▶ **Task to complete**: Make an exact copy of the records, with the pictures left out.

# Supplied records start

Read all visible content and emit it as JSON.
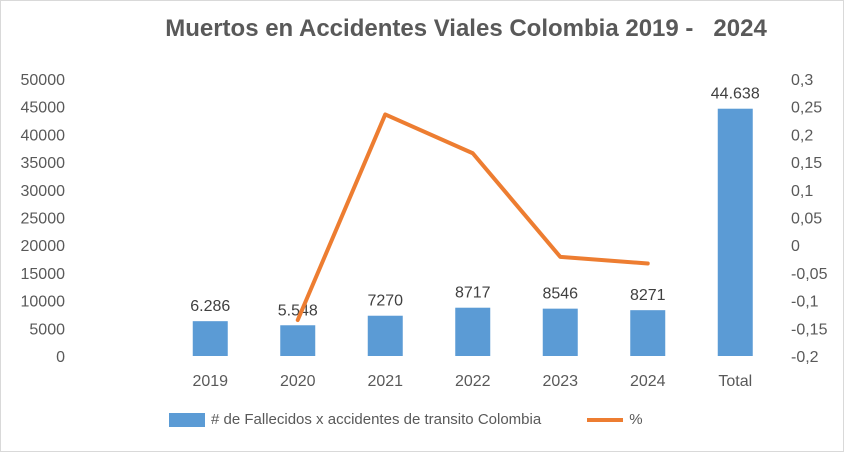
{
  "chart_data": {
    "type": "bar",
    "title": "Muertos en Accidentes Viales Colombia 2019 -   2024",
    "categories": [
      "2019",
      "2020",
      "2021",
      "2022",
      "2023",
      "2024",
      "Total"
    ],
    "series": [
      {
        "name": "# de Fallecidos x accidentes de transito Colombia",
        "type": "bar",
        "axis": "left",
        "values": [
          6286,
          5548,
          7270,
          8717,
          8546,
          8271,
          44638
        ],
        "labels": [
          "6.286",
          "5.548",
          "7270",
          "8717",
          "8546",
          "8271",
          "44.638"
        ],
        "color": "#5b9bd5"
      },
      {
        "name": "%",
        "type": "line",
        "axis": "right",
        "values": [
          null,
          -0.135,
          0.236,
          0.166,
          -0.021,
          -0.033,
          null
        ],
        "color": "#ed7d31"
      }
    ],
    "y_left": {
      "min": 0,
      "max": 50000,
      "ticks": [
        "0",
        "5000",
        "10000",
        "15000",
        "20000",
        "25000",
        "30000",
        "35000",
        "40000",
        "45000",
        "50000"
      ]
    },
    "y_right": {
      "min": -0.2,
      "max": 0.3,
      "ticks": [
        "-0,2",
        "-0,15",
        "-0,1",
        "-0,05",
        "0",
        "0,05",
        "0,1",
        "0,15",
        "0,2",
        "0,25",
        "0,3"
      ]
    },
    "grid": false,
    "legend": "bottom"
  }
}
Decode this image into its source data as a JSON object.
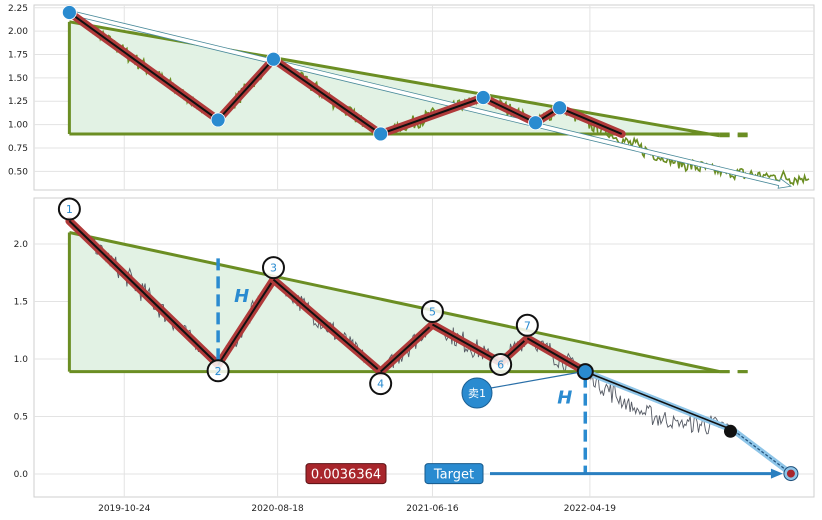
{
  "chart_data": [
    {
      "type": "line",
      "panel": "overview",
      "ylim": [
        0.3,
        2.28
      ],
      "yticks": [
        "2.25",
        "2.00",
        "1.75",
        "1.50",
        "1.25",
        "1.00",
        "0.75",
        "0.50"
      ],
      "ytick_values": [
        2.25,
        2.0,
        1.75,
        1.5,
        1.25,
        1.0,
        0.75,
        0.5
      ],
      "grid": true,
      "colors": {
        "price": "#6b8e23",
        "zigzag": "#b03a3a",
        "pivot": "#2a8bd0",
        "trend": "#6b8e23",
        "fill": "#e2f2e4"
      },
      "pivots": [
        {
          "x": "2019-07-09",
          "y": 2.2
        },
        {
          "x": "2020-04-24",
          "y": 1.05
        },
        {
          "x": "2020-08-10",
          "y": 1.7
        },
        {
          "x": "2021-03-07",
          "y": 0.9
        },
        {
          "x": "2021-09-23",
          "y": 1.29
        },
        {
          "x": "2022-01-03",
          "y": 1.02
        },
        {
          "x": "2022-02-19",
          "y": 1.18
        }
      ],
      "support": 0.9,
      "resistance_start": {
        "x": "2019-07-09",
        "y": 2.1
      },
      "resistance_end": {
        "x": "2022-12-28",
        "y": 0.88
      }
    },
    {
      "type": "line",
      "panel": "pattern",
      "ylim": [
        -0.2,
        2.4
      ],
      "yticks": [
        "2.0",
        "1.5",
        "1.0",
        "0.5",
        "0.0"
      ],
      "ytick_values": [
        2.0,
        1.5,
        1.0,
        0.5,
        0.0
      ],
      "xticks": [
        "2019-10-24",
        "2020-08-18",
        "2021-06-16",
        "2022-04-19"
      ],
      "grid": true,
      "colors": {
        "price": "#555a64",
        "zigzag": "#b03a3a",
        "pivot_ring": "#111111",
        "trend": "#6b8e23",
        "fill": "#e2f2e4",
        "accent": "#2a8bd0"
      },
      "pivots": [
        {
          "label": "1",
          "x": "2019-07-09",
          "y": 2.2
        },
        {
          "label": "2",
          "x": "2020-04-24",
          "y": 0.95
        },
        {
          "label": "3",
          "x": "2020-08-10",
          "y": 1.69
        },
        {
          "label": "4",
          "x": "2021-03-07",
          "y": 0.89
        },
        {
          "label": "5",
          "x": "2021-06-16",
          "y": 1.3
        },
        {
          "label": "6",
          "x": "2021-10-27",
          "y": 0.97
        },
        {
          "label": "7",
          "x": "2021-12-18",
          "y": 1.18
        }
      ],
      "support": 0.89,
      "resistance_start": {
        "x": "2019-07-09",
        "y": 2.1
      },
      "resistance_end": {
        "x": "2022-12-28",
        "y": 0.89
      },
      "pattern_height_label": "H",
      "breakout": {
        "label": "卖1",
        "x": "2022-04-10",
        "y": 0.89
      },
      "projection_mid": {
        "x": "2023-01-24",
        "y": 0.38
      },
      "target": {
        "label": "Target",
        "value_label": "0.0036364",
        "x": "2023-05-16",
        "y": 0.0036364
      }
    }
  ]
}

# Supplied records end

▶ **Problem solution**:
Read all visible content and emit it as JSON.
{
  "chart_data": {
    "type": "bar",
    "title": "Muertos en Accidentes Viales Colombia 2019 -   2024",
    "categories": [
      "2019",
      "2020",
      "2021",
      "2022",
      "2023",
      "2024",
      "Total"
    ],
    "series": [
      {
        "name": "# de Fallecidos x accidentes de transito Colombia",
        "type": "bar",
        "axis": "left",
        "values": [
          6286,
          5548,
          7270,
          8717,
          8546,
          8271,
          44638
        ],
        "labels": [
          "6.286",
          "5.548",
          "7270",
          "8717",
          "8546",
          "8271",
          "44.638"
        ],
        "color": "#5b9bd5"
      },
      {
        "name": "%",
        "type": "line",
        "axis": "right",
        "values": [
          null,
          -0.135,
          0.236,
          0.166,
          -0.021,
          -0.033,
          null
        ],
        "color": "#ed7d31"
      }
    ],
    "y_left": {
      "min": 0,
      "max": 50000,
      "ticks": [
        "0",
        "5000",
        "10000",
        "15000",
        "20000",
        "25000",
        "30000",
        "35000",
        "40000",
        "45000",
        "50000"
      ]
    },
    "y_right": {
      "min": -0.2,
      "max": 0.3,
      "ticks": [
        "-0,2",
        "-0,15",
        "-0,1",
        "-0,05",
        "0",
        "0,05",
        "0,1",
        "0,15",
        "0,2",
        "0,25",
        "0,3"
      ]
    },
    "grid": false,
    "legend": "bottom"
  }
}
Decode this image into its source data as a JSON object.
{
  "chart_data": [
    {
      "type": "line",
      "panel": "overview",
      "ylim": [
        0.3,
        2.28
      ],
      "yticks": [
        "2.25",
        "2.00",
        "1.75",
        "1.50",
        "1.25",
        "1.00",
        "0.75",
        "0.50"
      ],
      "ytick_values": [
        2.25,
        2.0,
        1.75,
        1.5,
        1.25,
        1.0,
        0.75,
        0.5
      ],
      "grid": true,
      "colors": {
        "price": "#6b8e23",
        "zigzag": "#b03a3a",
        "pivot": "#2a8bd0",
        "trend": "#6b8e23",
        "fill": "#e2f2e4"
      },
      "pivots": [
        {
          "x": "2019-07-09",
          "y": 2.2
        },
        {
          "x": "2020-04-24",
          "y": 1.05
        },
        {
          "x": "2020-08-10",
          "y": 1.7
        },
        {
          "x": "2021-03-07",
          "y": 0.9
        },
        {
          "x": "2021-09-23",
          "y": 1.29
        },
        {
          "x": "2022-01-03",
          "y": 1.02
        },
        {
          "x": "2022-02-19",
          "y": 1.18
        }
      ],
      "support": 0.9,
      "resistance_start": {
        "x": "2019-07-09",
        "y": 2.1
      },
      "resistance_end": {
        "x": "2022-12-28",
        "y": 0.88
      }
    },
    {
      "type": "line",
      "panel": "pattern",
      "ylim": [
        -0.2,
        2.4
      ],
      "yticks": [
        "2.0",
        "1.5",
        "1.0",
        "0.5",
        "0.0"
      ],
      "ytick_values": [
        2.0,
        1.5,
        1.0,
        0.5,
        0.0
      ],
      "xticks": [
        "2019-10-24",
        "2020-08-18",
        "2021-06-16",
        "2022-04-19"
      ],
      "grid": true,
      "colors": {
        "price": "#555a64",
        "zigzag": "#b03a3a",
        "pivot_ring": "#111111",
        "trend": "#6b8e23",
        "fill": "#e2f2e4",
        "accent": "#2a8bd0"
      },
      "pivots": [
        {
          "label": "1",
          "x": "2019-07-09",
          "y": 2.2
        },
        {
          "label": "2",
          "x": "2020-04-24",
          "y": 0.95
        },
        {
          "label": "3",
          "x": "2020-08-10",
          "y": 1.69
        },
        {
          "label": "4",
          "x": "2021-03-07",
          "y": 0.89
        },
        {
          "label": "5",
          "x": "2021-06-16",
          "y": 1.3
        },
        {
          "label": "6",
          "x": "2021-10-27",
          "y": 0.97
        },
        {
          "label": "7",
          "x": "2021-12-18",
          "y": 1.18
        }
      ],
      "support": 0.89,
      "resistance_start": {
        "x": "2019-07-09",
        "y": 2.1
      },
      "resistance_end": {
        "x": "2022-12-28",
        "y": 0.89
      },
      "pattern_height_label": "H",
      "breakout": {
        "label": "卖1",
        "x": "2022-04-10",
        "y": 0.89
      },
      "projection_mid": {
        "x": "2023-01-24",
        "y": 0.38
      },
      "target": {
        "label": "Target",
        "value_label": "0.0036364",
        "x": "2023-05-16",
        "y": 0.0036364
      }
    }
  ]
}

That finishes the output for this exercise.